Task: Scan the lines below for the string "languages" and copy every one that has it.

Part of a data file
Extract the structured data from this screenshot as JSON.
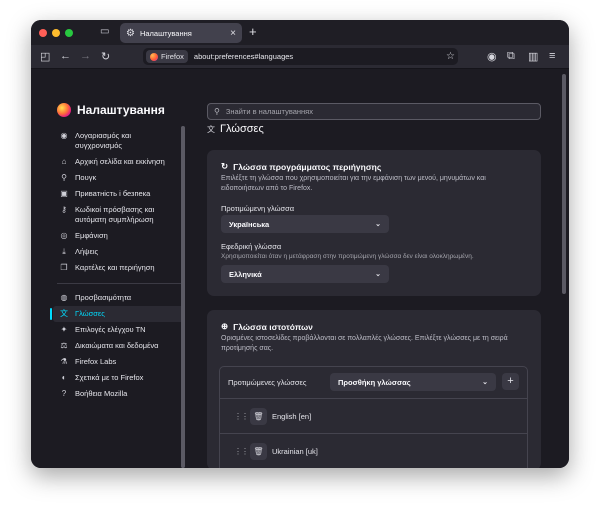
{
  "window": {
    "colors": {
      "close": "#ff5f57",
      "minimize": "#febc2e",
      "maximize": "#28c840",
      "accent": "#00ddff"
    }
  },
  "tab": {
    "title": "Налаштування",
    "icon": "gear-icon"
  },
  "urlbar": {
    "badge": "Firefox",
    "url": "about:preferences#languages"
  },
  "sidebar": {
    "title": "Налаштування",
    "items": [
      {
        "label": "Λογαριασμός και συγχρονισμός",
        "icon": "account-icon"
      },
      {
        "label": "Αρχική σελίδα και εκκίνηση",
        "icon": "home-icon"
      },
      {
        "label": "Πουγκ",
        "icon": "search-icon"
      },
      {
        "label": "Приватність і безпека",
        "icon": "lock-icon"
      },
      {
        "label": "Κωδικοί πρόσβασης και αυτόματη συμπλήρωση",
        "icon": "key-icon"
      },
      {
        "label": "Εμφάνιση",
        "icon": "eye-icon"
      },
      {
        "label": "Λήψεις",
        "icon": "download-icon"
      },
      {
        "label": "Καρτέλες και περιήγηση",
        "icon": "tabs-icon"
      }
    ],
    "items2": [
      {
        "label": "Προσβασιμότητα",
        "icon": "accessibility-icon"
      },
      {
        "label": "Γλώσσες",
        "icon": "translate-icon"
      },
      {
        "label": "Επιλογές ελέγχου ΤΝ",
        "icon": "ai-icon"
      },
      {
        "label": "Δικαιώματα και δεδομένα",
        "icon": "permissions-icon"
      },
      {
        "label": "Firefox Labs",
        "icon": "flask-icon"
      },
      {
        "label": "Σχετικά με το Firefox",
        "icon": "firefox-icon"
      },
      {
        "label": "Βοήθεια Mozilla",
        "icon": "help-icon"
      }
    ]
  },
  "search": {
    "placeholder": "Знайти в налаштуваннях"
  },
  "main": {
    "heading": "Γλώσσες",
    "browser_language": {
      "title": "Γλώσσα προγράμματος περιήγησης",
      "description": "Επιλέξτε τη γλώσσα που χρησιμοποιείται για την εμφάνιση των μενού, μηνυμάτων και ειδοποιήσεων από το Firefox.",
      "preferred_label": "Προτιμώμενη γλώσσα",
      "preferred_value": "Українська",
      "fallback_label": "Εφεδρική γλώσσα",
      "fallback_help": "Χρησιμοποιείται όταν η μετάφραση στην προτιμώμενη γλώσσα δεν είναι ολοκληρωμένη.",
      "fallback_value": "Ελληνικά"
    },
    "website_language": {
      "title": "Γλώσσα ιστοτόπων",
      "description": "Ορισμένες ιστοσελίδες προβάλλονται σε πολλαπλές γλώσσες. Επιλέξτε γλώσσες με τη σειρά προτίμησής σας.",
      "table_label": "Προτιμώμενες γλώσσες",
      "add_select": "Προσθήκη γλώσσας",
      "languages": [
        "English [en]",
        "Ukrainian [uk]"
      ]
    }
  }
}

Task solution:
    "url": "about:preferences#languages"
      "languages": [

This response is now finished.